- TASK OBJECTIVE
Identify each line below containing the string "aprilie" and copy it.
## Start THE DATA
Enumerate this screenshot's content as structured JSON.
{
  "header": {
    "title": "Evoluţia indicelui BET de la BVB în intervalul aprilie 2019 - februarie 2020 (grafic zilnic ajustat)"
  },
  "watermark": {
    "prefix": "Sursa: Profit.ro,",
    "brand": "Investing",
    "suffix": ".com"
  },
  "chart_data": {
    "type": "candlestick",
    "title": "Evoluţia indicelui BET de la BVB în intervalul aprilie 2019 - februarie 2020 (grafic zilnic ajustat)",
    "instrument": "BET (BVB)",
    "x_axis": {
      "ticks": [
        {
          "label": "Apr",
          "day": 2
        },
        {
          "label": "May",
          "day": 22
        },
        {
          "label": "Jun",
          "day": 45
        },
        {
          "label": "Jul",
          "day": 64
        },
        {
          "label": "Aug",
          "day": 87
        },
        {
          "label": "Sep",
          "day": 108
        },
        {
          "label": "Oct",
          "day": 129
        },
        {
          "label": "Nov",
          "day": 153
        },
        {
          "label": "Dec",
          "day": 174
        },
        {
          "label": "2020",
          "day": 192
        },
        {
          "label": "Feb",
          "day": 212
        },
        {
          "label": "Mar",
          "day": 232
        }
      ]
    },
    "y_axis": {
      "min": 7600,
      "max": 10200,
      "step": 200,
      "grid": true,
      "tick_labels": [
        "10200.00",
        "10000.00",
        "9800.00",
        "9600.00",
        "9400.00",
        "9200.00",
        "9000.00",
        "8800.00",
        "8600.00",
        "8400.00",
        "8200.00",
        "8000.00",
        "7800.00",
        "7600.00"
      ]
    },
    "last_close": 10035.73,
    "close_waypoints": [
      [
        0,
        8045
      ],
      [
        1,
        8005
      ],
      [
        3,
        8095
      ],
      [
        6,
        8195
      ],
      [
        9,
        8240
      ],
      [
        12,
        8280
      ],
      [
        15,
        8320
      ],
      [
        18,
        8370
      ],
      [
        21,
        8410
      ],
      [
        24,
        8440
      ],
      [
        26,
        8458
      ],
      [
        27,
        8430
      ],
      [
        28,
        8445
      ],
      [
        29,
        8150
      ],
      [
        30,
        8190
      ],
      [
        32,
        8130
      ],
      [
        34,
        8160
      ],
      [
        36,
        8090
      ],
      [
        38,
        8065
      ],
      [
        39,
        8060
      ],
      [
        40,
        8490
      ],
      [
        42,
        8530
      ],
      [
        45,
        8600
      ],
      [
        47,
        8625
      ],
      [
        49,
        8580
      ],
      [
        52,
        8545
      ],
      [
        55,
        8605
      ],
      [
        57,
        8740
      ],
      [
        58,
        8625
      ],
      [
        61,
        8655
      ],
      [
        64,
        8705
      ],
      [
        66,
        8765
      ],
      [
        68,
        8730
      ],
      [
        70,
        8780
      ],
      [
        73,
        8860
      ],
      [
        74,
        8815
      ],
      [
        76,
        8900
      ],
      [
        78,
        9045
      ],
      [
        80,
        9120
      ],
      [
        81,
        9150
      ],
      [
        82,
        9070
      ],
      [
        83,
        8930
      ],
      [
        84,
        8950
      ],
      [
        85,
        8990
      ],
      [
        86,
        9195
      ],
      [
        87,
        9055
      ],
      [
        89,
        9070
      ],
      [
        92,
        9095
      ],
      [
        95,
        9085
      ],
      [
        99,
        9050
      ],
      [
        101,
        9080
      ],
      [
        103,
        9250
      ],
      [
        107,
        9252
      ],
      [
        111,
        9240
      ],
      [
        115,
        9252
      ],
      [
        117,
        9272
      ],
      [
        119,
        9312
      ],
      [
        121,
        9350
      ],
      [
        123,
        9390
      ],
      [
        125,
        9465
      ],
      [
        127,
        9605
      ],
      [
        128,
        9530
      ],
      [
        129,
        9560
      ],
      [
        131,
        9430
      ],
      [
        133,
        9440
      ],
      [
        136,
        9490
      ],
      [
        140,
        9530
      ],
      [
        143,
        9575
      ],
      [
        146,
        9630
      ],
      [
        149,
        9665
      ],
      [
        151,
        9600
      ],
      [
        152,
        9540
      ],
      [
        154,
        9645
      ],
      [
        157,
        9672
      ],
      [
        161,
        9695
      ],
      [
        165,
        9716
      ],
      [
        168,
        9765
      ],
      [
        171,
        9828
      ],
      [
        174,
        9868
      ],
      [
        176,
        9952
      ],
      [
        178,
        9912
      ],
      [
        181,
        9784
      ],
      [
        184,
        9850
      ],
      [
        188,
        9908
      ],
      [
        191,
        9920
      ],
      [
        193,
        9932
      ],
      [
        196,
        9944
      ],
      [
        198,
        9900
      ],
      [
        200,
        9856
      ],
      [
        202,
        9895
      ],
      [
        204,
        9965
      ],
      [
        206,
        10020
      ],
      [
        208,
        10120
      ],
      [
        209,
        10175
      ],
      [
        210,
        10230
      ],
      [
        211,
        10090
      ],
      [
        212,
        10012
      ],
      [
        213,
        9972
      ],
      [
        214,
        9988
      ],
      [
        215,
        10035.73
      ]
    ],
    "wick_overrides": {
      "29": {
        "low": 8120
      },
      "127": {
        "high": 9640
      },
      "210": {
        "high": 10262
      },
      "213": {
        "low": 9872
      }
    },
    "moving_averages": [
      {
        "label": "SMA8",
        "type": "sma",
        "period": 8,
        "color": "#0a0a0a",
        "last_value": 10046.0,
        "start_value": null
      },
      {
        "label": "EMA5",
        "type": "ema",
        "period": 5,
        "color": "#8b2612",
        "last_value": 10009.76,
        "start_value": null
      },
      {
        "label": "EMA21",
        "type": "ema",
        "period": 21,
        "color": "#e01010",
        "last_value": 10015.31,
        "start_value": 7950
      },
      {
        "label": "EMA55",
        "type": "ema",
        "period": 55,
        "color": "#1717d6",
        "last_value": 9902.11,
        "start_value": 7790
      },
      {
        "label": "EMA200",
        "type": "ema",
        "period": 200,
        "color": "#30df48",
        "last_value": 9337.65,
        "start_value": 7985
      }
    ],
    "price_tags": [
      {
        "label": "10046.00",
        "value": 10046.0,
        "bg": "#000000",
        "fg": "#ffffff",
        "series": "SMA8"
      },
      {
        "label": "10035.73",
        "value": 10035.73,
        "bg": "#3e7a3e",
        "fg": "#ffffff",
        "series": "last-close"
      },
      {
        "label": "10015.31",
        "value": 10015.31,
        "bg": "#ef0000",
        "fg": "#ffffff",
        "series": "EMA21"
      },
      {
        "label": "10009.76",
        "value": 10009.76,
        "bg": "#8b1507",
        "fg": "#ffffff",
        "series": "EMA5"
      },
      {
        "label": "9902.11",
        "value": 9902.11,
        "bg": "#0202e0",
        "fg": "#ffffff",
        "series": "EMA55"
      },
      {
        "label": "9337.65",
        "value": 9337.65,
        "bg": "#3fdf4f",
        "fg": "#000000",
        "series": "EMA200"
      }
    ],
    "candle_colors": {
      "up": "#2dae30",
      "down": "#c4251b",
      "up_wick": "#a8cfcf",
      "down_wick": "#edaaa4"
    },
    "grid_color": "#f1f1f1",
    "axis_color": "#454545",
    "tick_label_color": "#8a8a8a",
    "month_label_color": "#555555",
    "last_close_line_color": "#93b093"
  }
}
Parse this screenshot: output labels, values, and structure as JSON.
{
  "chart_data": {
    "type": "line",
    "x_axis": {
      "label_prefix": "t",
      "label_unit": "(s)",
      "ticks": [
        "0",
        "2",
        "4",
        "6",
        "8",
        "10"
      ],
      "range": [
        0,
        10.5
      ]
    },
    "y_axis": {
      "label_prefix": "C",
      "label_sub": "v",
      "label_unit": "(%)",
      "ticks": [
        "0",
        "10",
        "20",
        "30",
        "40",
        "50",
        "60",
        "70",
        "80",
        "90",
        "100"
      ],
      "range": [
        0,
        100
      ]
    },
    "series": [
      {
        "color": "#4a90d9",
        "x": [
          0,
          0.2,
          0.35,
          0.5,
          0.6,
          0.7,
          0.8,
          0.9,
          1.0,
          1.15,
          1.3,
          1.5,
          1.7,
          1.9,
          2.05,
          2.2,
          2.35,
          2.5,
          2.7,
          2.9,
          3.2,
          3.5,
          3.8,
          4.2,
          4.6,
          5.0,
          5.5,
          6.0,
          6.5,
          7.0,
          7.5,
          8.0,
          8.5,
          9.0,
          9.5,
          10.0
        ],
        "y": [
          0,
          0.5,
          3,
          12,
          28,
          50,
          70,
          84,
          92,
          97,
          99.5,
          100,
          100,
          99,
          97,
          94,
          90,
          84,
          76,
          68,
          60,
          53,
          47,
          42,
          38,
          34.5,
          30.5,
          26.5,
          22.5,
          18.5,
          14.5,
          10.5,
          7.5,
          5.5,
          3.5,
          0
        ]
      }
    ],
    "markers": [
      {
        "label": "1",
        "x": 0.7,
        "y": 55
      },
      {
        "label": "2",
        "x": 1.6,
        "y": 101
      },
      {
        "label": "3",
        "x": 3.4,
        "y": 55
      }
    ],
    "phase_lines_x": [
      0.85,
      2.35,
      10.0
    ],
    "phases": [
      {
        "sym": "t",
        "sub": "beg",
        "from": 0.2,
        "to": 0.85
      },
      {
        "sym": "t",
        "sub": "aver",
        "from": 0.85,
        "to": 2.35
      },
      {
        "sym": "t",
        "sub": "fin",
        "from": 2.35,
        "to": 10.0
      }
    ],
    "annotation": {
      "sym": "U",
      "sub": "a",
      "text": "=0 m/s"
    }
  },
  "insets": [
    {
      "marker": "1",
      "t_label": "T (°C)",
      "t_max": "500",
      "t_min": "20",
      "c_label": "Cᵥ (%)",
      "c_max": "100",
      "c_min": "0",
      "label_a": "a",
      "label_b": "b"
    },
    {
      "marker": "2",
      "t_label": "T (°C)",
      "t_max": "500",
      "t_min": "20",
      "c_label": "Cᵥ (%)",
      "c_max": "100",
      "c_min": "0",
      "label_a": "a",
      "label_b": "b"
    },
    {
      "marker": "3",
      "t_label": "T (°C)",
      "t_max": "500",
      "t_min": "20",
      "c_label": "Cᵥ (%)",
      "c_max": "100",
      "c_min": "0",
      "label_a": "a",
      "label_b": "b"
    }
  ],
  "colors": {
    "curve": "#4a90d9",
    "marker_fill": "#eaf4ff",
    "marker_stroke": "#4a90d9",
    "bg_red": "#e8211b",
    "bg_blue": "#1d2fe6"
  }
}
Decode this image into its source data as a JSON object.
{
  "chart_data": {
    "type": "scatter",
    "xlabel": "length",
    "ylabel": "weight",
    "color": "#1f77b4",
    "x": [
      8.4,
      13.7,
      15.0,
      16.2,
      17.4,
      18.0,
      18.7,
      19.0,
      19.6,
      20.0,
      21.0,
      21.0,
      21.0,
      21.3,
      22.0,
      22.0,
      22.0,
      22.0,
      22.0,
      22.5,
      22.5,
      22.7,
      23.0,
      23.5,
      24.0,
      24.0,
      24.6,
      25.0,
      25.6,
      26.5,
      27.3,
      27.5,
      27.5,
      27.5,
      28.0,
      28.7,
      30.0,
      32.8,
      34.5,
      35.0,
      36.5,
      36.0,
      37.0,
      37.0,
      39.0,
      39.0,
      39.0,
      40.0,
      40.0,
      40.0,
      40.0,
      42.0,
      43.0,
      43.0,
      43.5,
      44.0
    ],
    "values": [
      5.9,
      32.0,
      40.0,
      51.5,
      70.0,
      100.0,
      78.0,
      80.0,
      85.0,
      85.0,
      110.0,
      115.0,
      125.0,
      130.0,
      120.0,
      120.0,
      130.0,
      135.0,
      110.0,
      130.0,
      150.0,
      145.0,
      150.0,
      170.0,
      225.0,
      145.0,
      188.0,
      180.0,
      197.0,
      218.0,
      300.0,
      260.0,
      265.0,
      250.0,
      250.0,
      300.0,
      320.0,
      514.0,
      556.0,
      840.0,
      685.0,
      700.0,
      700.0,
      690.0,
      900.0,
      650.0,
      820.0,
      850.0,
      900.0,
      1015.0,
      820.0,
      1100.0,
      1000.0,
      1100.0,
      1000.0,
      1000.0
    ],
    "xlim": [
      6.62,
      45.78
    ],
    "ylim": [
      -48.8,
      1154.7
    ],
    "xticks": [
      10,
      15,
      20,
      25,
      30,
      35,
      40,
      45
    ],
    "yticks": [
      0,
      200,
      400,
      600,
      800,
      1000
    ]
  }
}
## End THE DATA
- THE OUTPUT
    "title": "Evoluţia indicelui BET de la BVB în intervalul aprilie 2019 - februarie 2020 (grafic zilnic ajustat)"
    "title": "Evoluţia indicelui BET de la BVB în intervalul aprilie 2019 - februarie 2020 (grafic zilnic ajustat)",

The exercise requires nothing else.